Input for this task start
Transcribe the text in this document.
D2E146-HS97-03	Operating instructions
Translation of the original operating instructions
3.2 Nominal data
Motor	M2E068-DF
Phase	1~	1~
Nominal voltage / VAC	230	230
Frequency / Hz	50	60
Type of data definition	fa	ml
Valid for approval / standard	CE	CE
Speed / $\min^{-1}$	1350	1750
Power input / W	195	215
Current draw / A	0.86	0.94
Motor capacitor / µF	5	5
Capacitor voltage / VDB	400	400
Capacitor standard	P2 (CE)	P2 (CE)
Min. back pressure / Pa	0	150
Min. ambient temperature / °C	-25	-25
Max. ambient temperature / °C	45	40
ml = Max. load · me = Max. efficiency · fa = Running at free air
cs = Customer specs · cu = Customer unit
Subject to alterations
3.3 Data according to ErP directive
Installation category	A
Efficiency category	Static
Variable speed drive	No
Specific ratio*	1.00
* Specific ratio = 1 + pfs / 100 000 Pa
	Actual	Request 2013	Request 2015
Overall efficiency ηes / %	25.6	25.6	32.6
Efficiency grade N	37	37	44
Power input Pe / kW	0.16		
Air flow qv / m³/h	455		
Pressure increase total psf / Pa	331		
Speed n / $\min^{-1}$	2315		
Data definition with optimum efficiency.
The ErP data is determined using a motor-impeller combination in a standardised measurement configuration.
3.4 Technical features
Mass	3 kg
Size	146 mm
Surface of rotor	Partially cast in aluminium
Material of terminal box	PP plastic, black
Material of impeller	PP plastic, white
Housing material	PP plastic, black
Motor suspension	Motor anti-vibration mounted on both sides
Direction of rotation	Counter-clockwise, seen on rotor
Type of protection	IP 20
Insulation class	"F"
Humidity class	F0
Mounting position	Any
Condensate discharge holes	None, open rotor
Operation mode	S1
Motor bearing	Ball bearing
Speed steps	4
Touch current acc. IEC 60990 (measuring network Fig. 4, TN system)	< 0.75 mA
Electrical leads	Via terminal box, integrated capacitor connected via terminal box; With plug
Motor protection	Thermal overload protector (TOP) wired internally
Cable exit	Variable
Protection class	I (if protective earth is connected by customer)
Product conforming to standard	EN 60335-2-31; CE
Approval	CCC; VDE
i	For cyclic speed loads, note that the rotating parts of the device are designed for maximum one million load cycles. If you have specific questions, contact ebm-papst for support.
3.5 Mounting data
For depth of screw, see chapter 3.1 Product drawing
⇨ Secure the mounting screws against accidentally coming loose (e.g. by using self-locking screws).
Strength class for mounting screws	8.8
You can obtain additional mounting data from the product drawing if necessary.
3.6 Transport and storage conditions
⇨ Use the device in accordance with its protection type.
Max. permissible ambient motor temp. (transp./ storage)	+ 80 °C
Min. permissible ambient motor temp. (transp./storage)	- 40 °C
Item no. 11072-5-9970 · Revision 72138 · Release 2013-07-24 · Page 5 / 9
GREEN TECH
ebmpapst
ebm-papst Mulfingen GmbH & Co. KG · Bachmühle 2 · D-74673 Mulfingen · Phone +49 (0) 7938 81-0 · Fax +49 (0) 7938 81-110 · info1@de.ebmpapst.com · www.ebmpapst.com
Input for this task end
Input for this task start
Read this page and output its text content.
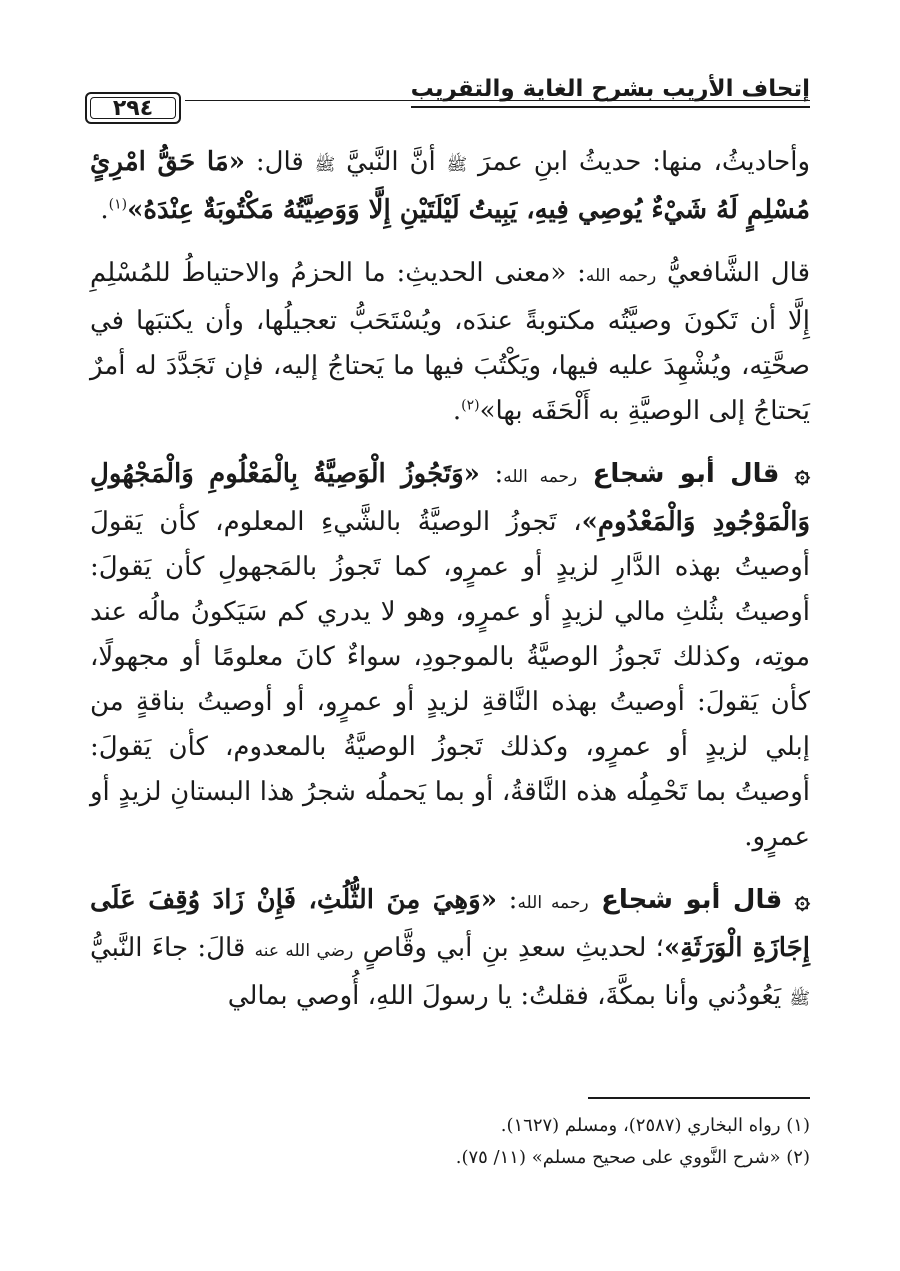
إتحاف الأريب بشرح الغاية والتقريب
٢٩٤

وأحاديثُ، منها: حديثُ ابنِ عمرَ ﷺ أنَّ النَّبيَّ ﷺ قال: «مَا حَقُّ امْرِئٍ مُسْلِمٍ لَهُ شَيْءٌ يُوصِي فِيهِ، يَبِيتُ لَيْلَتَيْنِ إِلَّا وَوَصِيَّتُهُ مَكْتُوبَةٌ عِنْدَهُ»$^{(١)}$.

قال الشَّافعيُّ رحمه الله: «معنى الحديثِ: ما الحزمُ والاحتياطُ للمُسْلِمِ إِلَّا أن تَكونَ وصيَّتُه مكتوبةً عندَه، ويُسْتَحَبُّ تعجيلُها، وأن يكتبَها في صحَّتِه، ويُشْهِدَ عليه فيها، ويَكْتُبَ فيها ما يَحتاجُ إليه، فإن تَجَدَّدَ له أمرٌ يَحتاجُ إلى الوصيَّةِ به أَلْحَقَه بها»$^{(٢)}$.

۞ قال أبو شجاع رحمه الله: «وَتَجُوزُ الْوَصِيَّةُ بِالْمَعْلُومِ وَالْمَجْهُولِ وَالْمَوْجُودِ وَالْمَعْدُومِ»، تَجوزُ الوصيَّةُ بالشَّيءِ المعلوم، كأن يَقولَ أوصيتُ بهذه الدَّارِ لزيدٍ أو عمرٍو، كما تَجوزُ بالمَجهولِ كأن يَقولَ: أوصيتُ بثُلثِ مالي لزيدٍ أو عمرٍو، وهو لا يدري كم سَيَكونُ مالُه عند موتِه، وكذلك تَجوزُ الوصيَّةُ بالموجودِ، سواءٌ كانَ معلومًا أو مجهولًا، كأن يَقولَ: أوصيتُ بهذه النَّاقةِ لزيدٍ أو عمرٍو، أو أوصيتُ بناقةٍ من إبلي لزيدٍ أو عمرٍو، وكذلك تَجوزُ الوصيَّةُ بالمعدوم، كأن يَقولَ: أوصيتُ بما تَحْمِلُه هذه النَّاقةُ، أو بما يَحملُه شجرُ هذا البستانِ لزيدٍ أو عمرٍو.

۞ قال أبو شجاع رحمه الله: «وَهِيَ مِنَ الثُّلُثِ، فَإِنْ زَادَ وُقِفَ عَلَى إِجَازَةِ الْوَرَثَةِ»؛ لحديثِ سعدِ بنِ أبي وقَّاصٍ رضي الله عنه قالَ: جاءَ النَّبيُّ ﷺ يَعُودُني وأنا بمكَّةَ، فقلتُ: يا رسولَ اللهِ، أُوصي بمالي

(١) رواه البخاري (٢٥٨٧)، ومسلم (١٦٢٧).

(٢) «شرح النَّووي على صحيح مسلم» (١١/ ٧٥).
Input for this task end
Input for this task start
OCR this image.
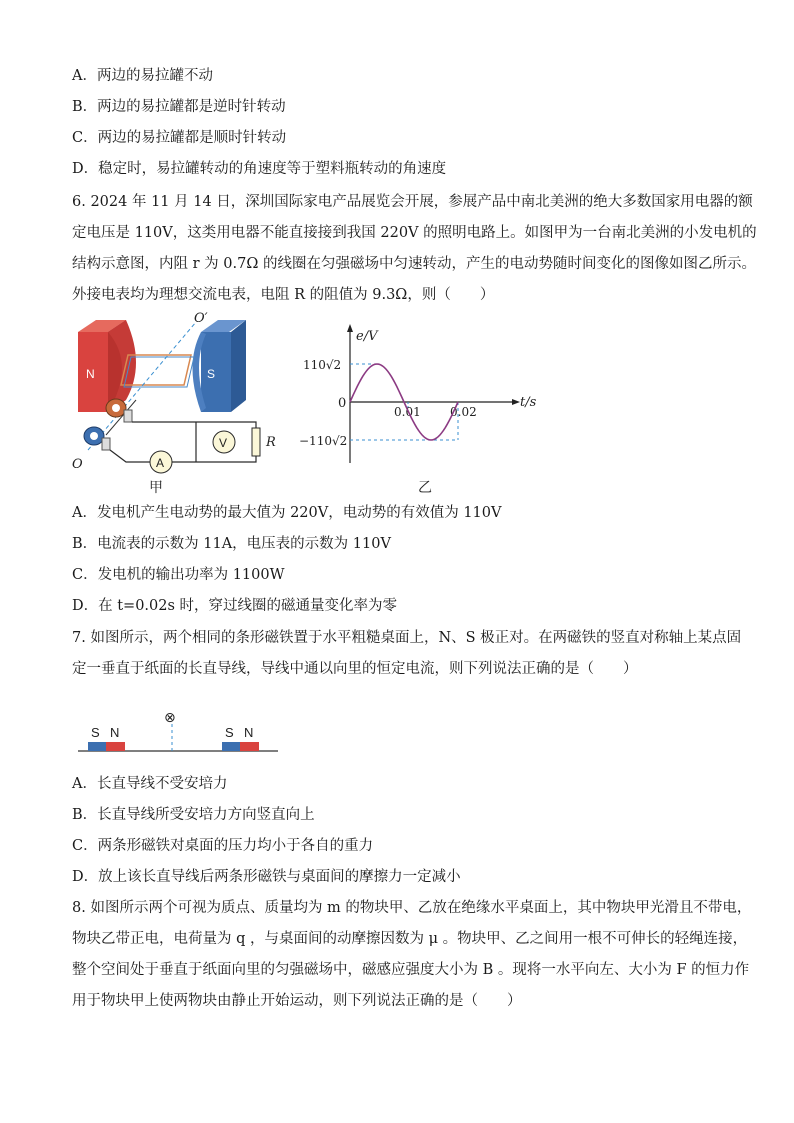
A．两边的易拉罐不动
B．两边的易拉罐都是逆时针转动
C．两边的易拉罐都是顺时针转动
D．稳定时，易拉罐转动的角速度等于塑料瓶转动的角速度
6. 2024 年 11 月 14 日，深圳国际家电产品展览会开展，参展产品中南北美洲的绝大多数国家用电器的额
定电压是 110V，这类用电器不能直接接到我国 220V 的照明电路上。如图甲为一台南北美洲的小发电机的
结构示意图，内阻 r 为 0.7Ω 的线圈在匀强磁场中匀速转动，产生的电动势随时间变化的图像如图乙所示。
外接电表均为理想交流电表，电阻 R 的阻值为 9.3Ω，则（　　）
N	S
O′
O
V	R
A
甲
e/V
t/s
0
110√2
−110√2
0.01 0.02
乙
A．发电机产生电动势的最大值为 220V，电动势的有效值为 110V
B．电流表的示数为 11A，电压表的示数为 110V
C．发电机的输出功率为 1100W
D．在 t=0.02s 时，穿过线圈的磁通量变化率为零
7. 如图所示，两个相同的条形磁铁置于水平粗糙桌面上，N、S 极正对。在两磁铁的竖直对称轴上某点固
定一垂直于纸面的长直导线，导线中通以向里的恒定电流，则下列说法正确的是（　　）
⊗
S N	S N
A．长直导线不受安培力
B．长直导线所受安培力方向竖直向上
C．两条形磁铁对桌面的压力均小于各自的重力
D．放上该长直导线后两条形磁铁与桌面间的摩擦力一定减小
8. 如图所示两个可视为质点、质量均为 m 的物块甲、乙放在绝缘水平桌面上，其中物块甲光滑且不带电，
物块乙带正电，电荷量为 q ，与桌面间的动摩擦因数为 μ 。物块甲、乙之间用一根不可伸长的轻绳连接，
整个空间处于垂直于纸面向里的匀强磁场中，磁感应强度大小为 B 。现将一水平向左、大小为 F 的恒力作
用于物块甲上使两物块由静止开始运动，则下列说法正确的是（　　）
Input for this task end
## Aim of the exercise
In the lines above, locate the string "instructions". Copy every line where it occurs.

## Problem solution
D2E146-HS97-03	Operating instructions
Translation of the original operating instructions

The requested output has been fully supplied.